-- BEGIN Data extract --

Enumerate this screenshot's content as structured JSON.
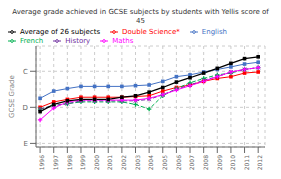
{
  "chart_data": {
    "type": "line",
    "title": "Average grade achieved in GCSE subjects by students with Yellis score of 45",
    "ylabel": "GCSE Grade",
    "x": [
      1996,
      1997,
      1998,
      1999,
      2000,
      2001,
      2002,
      2003,
      2004,
      2005,
      2006,
      2007,
      2008,
      2009,
      2010,
      2011,
      2012
    ],
    "series": [
      {
        "name": "Double Science*",
        "color": "#ff0000",
        "marker": "square",
        "line_style": "solid",
        "values": [
          3.0,
          2.85,
          2.78,
          2.72,
          2.72,
          2.72,
          2.72,
          2.7,
          2.68,
          2.55,
          2.45,
          2.38,
          2.28,
          2.2,
          2.15,
          2.05,
          2.02
        ]
      },
      {
        "name": "English",
        "color": "#4472c4",
        "marker": "square",
        "line_style": "solid",
        "values": [
          2.75,
          2.55,
          2.48,
          2.42,
          2.42,
          2.42,
          2.42,
          2.4,
          2.38,
          2.28,
          2.15,
          2.1,
          2.02,
          1.95,
          1.88,
          1.8,
          1.75
        ]
      },
      {
        "name": "French",
        "color": "#00b050",
        "marker": "plus",
        "line_style": "dashed",
        "values": [
          3.05,
          2.95,
          2.9,
          2.85,
          2.85,
          2.85,
          2.85,
          2.92,
          3.05,
          2.68,
          2.48,
          2.32,
          2.2,
          2.1,
          2.05,
          1.95,
          1.9
        ]
      },
      {
        "name": "History",
        "color": "#7030a0",
        "marker": "x",
        "line_style": "dashed",
        "values": [
          3.05,
          2.95,
          2.9,
          2.82,
          2.82,
          2.82,
          2.82,
          2.82,
          2.78,
          2.65,
          2.5,
          2.38,
          2.25,
          2.15,
          2.02,
          1.95,
          1.9
        ]
      },
      {
        "name": "Maths",
        "color": "#ff00ff",
        "marker": "plus",
        "line_style": "solid",
        "values": [
          3.35,
          3.02,
          2.85,
          2.8,
          2.8,
          2.8,
          2.8,
          2.8,
          2.75,
          2.65,
          2.52,
          2.4,
          2.28,
          2.15,
          2.02,
          1.95,
          1.9
        ]
      },
      {
        "name": "Average of 26 subjects",
        "color": "#000000",
        "marker": "square",
        "line_style": "solid",
        "values": [
          3.12,
          2.92,
          2.82,
          2.78,
          2.78,
          2.78,
          2.72,
          2.68,
          2.58,
          2.45,
          2.3,
          2.18,
          2.05,
          1.92,
          1.78,
          1.65,
          1.6
        ]
      }
    ],
    "xlim": [
      1995.7,
      2012.5
    ],
    "xticks": [
      1996,
      1997,
      1998,
      1999,
      2000,
      2001,
      2002,
      2003,
      2004,
      2005,
      2006,
      2007,
      2008,
      2009,
      2010,
      2011,
      2012
    ],
    "ylim": [
      4.1,
      1.3
    ],
    "yticks": [
      {
        "value": 2.0,
        "label": "C"
      },
      {
        "value": 3.0,
        "label": "D"
      },
      {
        "value": 4.0,
        "label": "E"
      }
    ],
    "grid": true,
    "legend": "upper left"
  }
}
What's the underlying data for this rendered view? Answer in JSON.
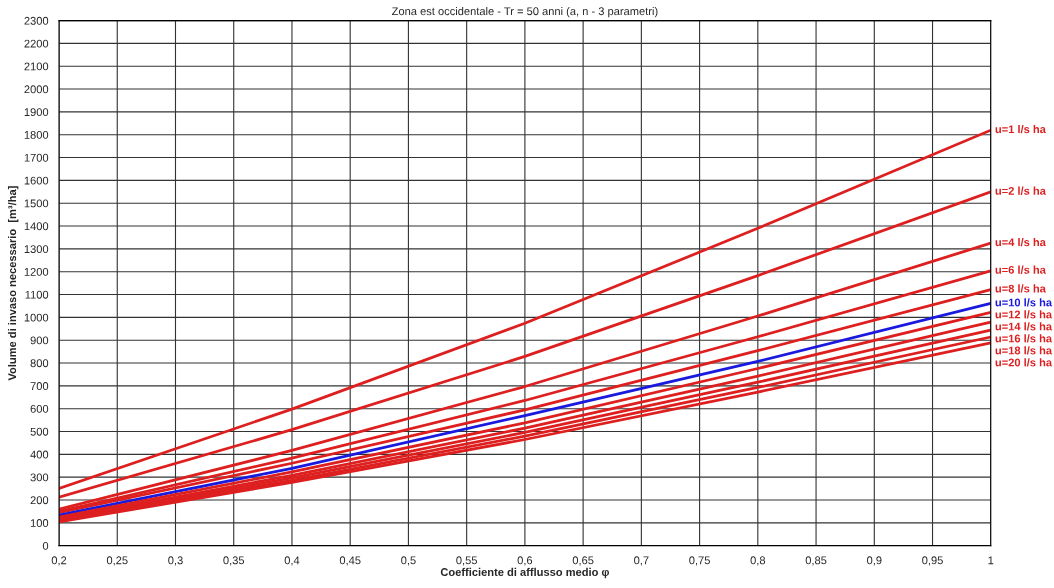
{
  "chart_data": {
    "type": "line",
    "title": "Zona est occidentale - Tr = 50 anni (a, n - 3 parametri)",
    "xlabel": "Coefficiente di afflusso medio φ",
    "ylabel": "Volume di invaso necessario  [m³/ha]",
    "x": [
      0.2,
      0.4,
      0.6,
      0.8,
      1.0
    ],
    "xlim": [
      0.2,
      1.0
    ],
    "xticks": [
      {
        "value": 0.2,
        "label": "0,2"
      },
      {
        "value": 0.25,
        "label": "0,25"
      },
      {
        "value": 0.3,
        "label": "0,3"
      },
      {
        "value": 0.35,
        "label": "0,35"
      },
      {
        "value": 0.4,
        "label": "0,4"
      },
      {
        "value": 0.45,
        "label": "0,45"
      },
      {
        "value": 0.5,
        "label": "0,5"
      },
      {
        "value": 0.55,
        "label": "0,55"
      },
      {
        "value": 0.6,
        "label": "0,6"
      },
      {
        "value": 0.65,
        "label": "0,65"
      },
      {
        "value": 0.7,
        "label": "0,7"
      },
      {
        "value": 0.75,
        "label": "0,75"
      },
      {
        "value": 0.8,
        "label": "0,8"
      },
      {
        "value": 0.85,
        "label": "0,85"
      },
      {
        "value": 0.9,
        "label": "0,9"
      },
      {
        "value": 0.95,
        "label": "0,95"
      },
      {
        "value": 1.0,
        "label": "1"
      }
    ],
    "ylim": [
      0,
      2300
    ],
    "yticks": [
      0,
      100,
      200,
      300,
      400,
      500,
      600,
      700,
      800,
      900,
      1000,
      1100,
      1200,
      1300,
      1400,
      1500,
      1600,
      1700,
      1800,
      1900,
      2000,
      2100,
      2200,
      2300
    ],
    "grid": true,
    "legend": false,
    "marker": "none",
    "line_style": "solid",
    "series": [
      {
        "name": "u=1 l/s ha",
        "color": "#dd1f1f",
        "values": [
          251,
          598,
          974,
          1390,
          1820
        ]
      },
      {
        "name": "u=2 l/s ha",
        "color": "#dd1f1f",
        "values": [
          212,
          508,
          829,
          1183,
          1550
        ]
      },
      {
        "name": "u=4 l/s ha",
        "color": "#dd1f1f",
        "values": [
          160,
          417,
          697,
          1006,
          1325
        ]
      },
      {
        "name": "u=6 l/s ha",
        "color": "#dd1f1f",
        "values": [
          150,
          383,
          636,
          915,
          1204
        ]
      },
      {
        "name": "u=8 l/s ha",
        "color": "#dd1f1f",
        "values": [
          145,
          361,
          595,
          854,
          1122
        ]
      },
      {
        "name": "u=10 l/s ha",
        "color": "#1a1adf",
        "values": [
          134,
          339,
          570,
          807,
          1061
        ]
      },
      {
        "name": "u=12 l/s ha",
        "color": "#dd1f1f",
        "values": [
          125,
          323,
          538,
          776,
          1022
        ]
      },
      {
        "name": "u=14 l/s ha",
        "color": "#dd1f1f",
        "values": [
          118,
          308,
          515,
          743,
          979
        ]
      },
      {
        "name": "u=16 l/s ha",
        "color": "#dd1f1f",
        "values": [
          113,
          297,
          496,
          716,
          944
        ]
      },
      {
        "name": "u=18 l/s ha",
        "color": "#dd1f1f",
        "values": [
          108,
          286,
          480,
          693,
          914
        ]
      },
      {
        "name": "u=20 l/s ha",
        "color": "#dd1f1f",
        "values": [
          104,
          277,
          465,
          673,
          888
        ]
      }
    ]
  }
}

-- END Data extract --

→ Task to complete:
Find all the lines containing "Average" in the material, then copy them.

→ Solution to this exercise:
    "title": "Average grade achieved in GCSE subjects by students with Yellis score of 45",
        "name": "Average of 26 subjects",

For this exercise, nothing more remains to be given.